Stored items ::
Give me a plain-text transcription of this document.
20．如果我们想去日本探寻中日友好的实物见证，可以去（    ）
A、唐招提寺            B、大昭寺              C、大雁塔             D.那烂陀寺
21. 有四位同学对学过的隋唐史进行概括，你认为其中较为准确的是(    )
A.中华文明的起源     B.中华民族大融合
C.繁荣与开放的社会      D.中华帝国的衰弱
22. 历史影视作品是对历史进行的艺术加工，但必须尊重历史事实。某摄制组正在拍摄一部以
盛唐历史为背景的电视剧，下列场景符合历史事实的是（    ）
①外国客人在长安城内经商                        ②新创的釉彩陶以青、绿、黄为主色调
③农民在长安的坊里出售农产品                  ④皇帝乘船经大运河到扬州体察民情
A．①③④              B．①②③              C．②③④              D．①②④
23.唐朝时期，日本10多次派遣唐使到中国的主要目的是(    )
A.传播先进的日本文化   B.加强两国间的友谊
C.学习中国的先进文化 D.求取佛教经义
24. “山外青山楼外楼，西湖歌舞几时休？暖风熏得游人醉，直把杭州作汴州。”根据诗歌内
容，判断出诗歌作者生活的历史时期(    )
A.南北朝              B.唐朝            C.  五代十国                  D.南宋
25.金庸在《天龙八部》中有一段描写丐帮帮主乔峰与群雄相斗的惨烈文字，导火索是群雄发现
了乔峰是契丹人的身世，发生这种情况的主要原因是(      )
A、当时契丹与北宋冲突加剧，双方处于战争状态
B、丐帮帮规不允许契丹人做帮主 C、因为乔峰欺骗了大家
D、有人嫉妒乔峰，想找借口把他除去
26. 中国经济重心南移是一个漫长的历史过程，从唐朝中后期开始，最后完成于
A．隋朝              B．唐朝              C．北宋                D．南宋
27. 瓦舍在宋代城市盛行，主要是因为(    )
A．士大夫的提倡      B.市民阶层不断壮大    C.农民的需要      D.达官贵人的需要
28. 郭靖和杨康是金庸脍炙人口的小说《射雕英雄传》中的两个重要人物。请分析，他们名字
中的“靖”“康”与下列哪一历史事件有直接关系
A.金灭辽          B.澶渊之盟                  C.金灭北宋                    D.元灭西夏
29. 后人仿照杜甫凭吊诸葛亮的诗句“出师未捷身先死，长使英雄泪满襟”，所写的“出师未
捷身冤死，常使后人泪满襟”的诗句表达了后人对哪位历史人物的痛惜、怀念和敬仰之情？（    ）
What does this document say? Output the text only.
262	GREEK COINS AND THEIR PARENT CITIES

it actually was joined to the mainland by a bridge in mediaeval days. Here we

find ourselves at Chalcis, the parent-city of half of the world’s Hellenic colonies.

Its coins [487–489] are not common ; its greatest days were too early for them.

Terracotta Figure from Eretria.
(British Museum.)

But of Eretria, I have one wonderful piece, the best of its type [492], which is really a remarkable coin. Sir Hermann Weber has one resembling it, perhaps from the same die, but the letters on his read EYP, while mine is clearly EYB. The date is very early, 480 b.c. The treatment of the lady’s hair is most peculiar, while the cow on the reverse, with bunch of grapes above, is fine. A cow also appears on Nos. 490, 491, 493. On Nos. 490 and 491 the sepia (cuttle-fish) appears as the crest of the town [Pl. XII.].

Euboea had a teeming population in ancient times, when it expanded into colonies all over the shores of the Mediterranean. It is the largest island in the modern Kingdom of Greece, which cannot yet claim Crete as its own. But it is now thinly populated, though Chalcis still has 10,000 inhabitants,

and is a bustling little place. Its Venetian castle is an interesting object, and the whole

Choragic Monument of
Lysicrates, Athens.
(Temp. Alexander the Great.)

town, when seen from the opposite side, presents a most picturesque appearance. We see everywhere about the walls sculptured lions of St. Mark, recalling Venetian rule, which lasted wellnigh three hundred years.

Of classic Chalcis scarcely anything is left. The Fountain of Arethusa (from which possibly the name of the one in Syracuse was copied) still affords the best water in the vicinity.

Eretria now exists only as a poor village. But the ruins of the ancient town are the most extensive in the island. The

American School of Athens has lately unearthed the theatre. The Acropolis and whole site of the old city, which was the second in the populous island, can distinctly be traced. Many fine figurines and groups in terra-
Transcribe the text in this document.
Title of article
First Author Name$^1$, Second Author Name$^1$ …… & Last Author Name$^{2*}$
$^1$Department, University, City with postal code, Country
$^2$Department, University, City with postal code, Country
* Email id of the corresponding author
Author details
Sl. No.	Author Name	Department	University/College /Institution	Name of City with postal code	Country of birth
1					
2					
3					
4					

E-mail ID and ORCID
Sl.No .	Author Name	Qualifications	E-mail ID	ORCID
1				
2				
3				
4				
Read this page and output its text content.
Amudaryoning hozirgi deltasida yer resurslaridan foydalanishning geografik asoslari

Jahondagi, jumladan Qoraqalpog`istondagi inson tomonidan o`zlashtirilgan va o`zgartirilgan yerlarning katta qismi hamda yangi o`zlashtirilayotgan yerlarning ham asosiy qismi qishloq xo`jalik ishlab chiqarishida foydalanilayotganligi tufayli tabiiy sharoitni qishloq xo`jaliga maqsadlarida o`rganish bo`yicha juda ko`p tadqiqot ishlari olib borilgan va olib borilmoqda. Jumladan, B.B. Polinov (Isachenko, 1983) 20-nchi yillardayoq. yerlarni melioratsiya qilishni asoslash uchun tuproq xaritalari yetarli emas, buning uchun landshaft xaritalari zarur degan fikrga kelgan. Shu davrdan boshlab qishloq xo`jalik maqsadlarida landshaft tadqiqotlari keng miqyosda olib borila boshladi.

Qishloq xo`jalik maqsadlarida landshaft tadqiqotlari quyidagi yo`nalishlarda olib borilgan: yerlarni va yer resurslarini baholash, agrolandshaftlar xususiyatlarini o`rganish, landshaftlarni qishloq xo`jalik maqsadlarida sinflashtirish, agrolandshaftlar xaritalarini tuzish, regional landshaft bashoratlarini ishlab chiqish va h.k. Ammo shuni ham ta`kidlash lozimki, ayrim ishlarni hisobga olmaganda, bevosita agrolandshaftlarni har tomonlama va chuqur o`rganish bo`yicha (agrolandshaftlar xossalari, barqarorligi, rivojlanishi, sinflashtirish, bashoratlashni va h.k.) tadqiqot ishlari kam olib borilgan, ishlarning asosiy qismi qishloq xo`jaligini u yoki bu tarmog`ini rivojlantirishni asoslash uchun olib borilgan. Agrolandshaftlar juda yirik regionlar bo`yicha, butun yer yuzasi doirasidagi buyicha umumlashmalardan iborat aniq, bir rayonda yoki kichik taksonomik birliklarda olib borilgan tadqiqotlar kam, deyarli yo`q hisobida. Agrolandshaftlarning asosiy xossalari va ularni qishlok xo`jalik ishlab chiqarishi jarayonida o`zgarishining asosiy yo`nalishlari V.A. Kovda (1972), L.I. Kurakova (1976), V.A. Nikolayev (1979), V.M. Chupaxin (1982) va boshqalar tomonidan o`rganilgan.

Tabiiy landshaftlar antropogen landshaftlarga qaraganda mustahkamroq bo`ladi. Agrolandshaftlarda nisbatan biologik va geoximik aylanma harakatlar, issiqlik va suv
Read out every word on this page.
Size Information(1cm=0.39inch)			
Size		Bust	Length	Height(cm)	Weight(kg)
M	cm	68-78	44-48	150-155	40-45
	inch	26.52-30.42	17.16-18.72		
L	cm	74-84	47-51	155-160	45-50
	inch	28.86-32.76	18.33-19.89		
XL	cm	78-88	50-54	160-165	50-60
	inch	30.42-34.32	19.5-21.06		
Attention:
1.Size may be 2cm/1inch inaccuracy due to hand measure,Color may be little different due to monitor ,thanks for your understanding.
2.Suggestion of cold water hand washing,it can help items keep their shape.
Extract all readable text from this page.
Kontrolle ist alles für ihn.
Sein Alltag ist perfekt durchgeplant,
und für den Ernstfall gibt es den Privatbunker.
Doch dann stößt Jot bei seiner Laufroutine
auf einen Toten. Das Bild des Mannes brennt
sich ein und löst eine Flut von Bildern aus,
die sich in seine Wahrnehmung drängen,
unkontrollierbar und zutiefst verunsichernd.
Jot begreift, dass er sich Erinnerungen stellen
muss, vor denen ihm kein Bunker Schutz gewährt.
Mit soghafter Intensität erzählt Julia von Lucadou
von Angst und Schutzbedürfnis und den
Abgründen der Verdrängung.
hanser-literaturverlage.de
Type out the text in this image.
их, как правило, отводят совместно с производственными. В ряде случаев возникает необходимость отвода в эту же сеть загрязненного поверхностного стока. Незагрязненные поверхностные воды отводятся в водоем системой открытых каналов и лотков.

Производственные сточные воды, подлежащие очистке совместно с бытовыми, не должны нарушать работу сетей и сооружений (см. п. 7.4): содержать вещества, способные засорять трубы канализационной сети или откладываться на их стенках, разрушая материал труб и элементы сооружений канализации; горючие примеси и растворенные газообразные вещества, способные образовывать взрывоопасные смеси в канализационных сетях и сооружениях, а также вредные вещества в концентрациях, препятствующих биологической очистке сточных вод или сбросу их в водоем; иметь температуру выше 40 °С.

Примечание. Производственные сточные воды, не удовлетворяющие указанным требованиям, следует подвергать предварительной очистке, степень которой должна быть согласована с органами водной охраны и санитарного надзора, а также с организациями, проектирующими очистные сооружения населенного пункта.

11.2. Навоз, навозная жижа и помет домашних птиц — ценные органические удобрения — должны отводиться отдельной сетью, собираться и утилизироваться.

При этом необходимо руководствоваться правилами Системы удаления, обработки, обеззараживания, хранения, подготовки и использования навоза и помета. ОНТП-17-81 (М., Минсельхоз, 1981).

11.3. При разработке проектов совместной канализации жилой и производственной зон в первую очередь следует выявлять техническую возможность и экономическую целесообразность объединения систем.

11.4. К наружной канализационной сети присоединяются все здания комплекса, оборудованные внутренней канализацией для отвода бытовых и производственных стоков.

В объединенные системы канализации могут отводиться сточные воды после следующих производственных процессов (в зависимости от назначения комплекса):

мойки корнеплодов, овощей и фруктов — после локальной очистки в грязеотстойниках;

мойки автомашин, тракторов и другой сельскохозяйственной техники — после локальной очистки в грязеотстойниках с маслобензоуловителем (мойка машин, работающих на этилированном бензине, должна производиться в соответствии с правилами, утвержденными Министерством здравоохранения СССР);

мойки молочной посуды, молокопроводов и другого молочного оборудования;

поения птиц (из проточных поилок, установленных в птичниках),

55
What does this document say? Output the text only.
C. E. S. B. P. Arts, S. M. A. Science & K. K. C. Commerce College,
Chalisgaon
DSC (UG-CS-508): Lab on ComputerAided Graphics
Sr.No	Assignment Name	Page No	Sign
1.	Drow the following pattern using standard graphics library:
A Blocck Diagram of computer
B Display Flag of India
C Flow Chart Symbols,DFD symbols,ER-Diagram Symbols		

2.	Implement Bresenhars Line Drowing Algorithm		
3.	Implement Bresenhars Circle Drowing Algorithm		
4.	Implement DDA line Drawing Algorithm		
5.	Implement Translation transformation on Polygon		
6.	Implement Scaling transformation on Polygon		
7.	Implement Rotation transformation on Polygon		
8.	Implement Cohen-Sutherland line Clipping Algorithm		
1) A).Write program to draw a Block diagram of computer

PROBLEM TO WORK ON ::
Examine the entries and report how many of their lines contain the string "Eretria", giving no more than the number.

WORKED ANSWER ::
3